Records
__________________________________________________

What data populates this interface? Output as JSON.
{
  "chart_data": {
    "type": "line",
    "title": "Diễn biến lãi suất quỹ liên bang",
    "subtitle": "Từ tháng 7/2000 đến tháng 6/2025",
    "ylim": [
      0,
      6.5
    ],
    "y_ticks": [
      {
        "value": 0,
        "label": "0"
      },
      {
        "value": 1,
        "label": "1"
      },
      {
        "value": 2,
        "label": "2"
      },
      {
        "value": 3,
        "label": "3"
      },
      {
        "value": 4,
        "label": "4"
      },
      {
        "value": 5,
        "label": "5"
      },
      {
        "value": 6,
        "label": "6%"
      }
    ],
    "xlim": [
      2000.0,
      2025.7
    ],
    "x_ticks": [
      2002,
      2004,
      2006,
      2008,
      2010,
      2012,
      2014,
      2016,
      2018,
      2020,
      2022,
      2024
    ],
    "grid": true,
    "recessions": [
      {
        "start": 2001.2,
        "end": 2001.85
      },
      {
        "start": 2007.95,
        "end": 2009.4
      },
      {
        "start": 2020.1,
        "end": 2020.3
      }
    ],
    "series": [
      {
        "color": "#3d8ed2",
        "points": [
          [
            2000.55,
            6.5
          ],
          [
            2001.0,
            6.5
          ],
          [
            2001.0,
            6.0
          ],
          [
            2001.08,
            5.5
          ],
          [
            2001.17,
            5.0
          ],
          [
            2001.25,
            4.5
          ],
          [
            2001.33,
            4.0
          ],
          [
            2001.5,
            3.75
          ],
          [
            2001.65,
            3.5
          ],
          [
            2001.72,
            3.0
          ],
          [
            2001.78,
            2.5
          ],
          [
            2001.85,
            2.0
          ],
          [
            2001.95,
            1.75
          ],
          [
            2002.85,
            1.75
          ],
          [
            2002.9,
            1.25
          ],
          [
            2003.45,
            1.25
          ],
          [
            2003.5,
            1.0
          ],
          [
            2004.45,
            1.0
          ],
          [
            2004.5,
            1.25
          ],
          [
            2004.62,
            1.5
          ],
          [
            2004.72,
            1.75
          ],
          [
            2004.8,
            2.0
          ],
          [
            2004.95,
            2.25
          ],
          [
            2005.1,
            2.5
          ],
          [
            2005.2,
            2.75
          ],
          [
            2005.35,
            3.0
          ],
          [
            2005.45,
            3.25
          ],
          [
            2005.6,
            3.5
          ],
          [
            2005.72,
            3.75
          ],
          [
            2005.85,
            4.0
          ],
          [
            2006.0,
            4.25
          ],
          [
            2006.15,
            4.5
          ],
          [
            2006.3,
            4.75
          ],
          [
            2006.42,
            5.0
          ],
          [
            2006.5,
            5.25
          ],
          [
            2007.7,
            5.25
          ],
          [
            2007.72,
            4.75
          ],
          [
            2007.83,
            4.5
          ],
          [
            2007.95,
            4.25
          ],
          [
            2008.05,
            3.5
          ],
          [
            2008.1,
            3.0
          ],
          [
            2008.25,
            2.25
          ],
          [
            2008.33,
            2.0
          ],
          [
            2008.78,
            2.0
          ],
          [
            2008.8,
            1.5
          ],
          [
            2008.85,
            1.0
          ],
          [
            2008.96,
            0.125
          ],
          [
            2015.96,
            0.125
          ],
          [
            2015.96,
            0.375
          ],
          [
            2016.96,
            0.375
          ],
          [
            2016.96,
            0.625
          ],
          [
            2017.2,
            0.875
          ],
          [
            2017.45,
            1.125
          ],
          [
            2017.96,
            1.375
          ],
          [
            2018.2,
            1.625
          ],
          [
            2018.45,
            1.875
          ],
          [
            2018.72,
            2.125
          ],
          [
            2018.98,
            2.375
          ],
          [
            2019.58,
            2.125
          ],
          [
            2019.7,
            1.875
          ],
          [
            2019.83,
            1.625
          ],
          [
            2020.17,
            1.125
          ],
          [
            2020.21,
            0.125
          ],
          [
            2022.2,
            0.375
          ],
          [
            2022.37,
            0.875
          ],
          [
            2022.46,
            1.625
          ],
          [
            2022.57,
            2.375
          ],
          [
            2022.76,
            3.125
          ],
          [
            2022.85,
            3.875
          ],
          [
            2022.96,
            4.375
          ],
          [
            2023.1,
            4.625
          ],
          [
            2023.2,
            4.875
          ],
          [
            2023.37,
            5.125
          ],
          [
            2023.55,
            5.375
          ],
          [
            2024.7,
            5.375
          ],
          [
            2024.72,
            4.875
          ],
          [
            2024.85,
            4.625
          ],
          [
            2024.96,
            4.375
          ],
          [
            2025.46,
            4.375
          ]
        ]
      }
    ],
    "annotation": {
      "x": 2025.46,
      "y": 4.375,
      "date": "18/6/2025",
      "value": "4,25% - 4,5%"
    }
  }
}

__________________________________________________

Send back every record, precisely as written.

What data populates this interface? Output as JSON.
{
  "chart_data": {
    "type": "line",
    "title": "Diễn biến lãi suất quỹ liên bang",
    "subtitle": "Từ tháng 7/2000 đến tháng 6/2025",
    "ylim": [
      0,
      6.5
    ],
    "y_ticks": [
      {
        "value": 0,
        "label": "0"
      },
      {
        "value": 1,
        "label": "1"
      },
      {
        "value": 2,
        "label": "2"
      },
      {
        "value": 3,
        "label": "3"
      },
      {
        "value": 4,
        "label": "4"
      },
      {
        "value": 5,
        "label": "5"
      },
      {
        "value": 6,
        "label": "6%"
      }
    ],
    "xlim": [
      2000.0,
      2025.7
    ],
    "x_ticks": [
      2002,
      2004,
      2006,
      2008,
      2010,
      2012,
      2014,
      2016,
      2018,
      2020,
      2022,
      2024
    ],
    "grid": true,
    "recessions": [
      {
        "start": 2001.2,
        "end": 2001.85
      },
      {
        "start": 2007.95,
        "end": 2009.4
      },
      {
        "start": 2020.1,
        "end": 2020.3
      }
    ],
    "series": [
      {
        "color": "#3d8ed2",
        "points": [
          [
            2000.55,
            6.5
          ],
          [
            2001.0,
            6.5
          ],
          [
            2001.0,
            6.0
          ],
          [
            2001.08,
            5.5
          ],
          [
            2001.17,
            5.0
          ],
          [
            2001.25,
            4.5
          ],
          [
            2001.33,
            4.0
          ],
          [
            2001.5,
            3.75
          ],
          [
            2001.65,
            3.5
          ],
          [
            2001.72,
            3.0
          ],
          [
            2001.78,
            2.5
          ],
          [
            2001.85,
            2.0
          ],
          [
            2001.95,
            1.75
          ],
          [
            2002.85,
            1.75
          ],
          [
            2002.9,
            1.25
          ],
          [
            2003.45,
            1.25
          ],
          [
            2003.5,
            1.0
          ],
          [
            2004.45,
            1.0
          ],
          [
            2004.5,
            1.25
          ],
          [
            2004.62,
            1.5
          ],
          [
            2004.72,
            1.75
          ],
          [
            2004.8,
            2.0
          ],
          [
            2004.95,
            2.25
          ],
          [
            2005.1,
            2.5
          ],
          [
            2005.2,
            2.75
          ],
          [
            2005.35,
            3.0
          ],
          [
            2005.45,
            3.25
          ],
          [
            2005.6,
            3.5
          ],
          [
            2005.72,
            3.75
          ],
          [
            2005.85,
            4.0
          ],
          [
            2006.0,
            4.25
          ],
          [
            2006.15,
            4.5
          ],
          [
            2006.3,
            4.75
          ],
          [
            2006.42,
            5.0
          ],
          [
            2006.5,
            5.25
          ],
          [
            2007.7,
            5.25
          ],
          [
            2007.72,
            4.75
          ],
          [
            2007.83,
            4.5
          ],
          [
            2007.95,
            4.25
          ],
          [
            2008.05,
            3.5
          ],
          [
            2008.1,
            3.0
          ],
          [
            2008.25,
            2.25
          ],
          [
            2008.33,
            2.0
          ],
          [
            2008.78,
            2.0
          ],
          [
            2008.8,
            1.5
          ],
          [
            2008.85,
            1.0
          ],
          [
            2008.96,
            0.125
          ],
          [
            2015.96,
            0.125
          ],
          [
            2015.96,
            0.375
          ],
          [
            2016.96,
            0.375
          ],
          [
            2016.96,
            0.625
          ],
          [
            2017.2,
            0.875
          ],
          [
            2017.45,
            1.125
          ],
          [
            2017.96,
            1.375
          ],
          [
            2018.2,
            1.625
          ],
          [
            2018.45,
            1.875
          ],
          [
            2018.72,
            2.125
          ],
          [
            2018.98,
            2.375
          ],
          [
            2019.58,
            2.125
          ],
          [
            2019.7,
            1.875
          ],
          [
            2019.83,
            1.625
          ],
          [
            2020.17,
            1.125
          ],
          [
            2020.21,
            0.125
          ],
          [
            2022.2,
            0.375
          ],
          [
            2022.37,
            0.875
          ],
          [
            2022.46,
            1.625
          ],
          [
            2022.57,
            2.375
          ],
          [
            2022.76,
            3.125
          ],
          [
            2022.85,
            3.875
          ],
          [
            2022.96,
            4.375
          ],
          [
            2023.1,
            4.625
          ],
          [
            2023.2,
            4.875
          ],
          [
            2023.37,
            5.125
          ],
          [
            2023.55,
            5.375
          ],
          [
            2024.7,
            5.375
          ],
          [
            2024.72,
            4.875
          ],
          [
            2024.85,
            4.625
          ],
          [
            2024.96,
            4.375
          ],
          [
            2025.46,
            4.375
          ]
        ]
      }
    ],
    "annotation": {
      "x": 2025.46,
      "y": 4.375,
      "date": "18/6/2025",
      "value": "4,25% - 4,5%"
    }
  }
}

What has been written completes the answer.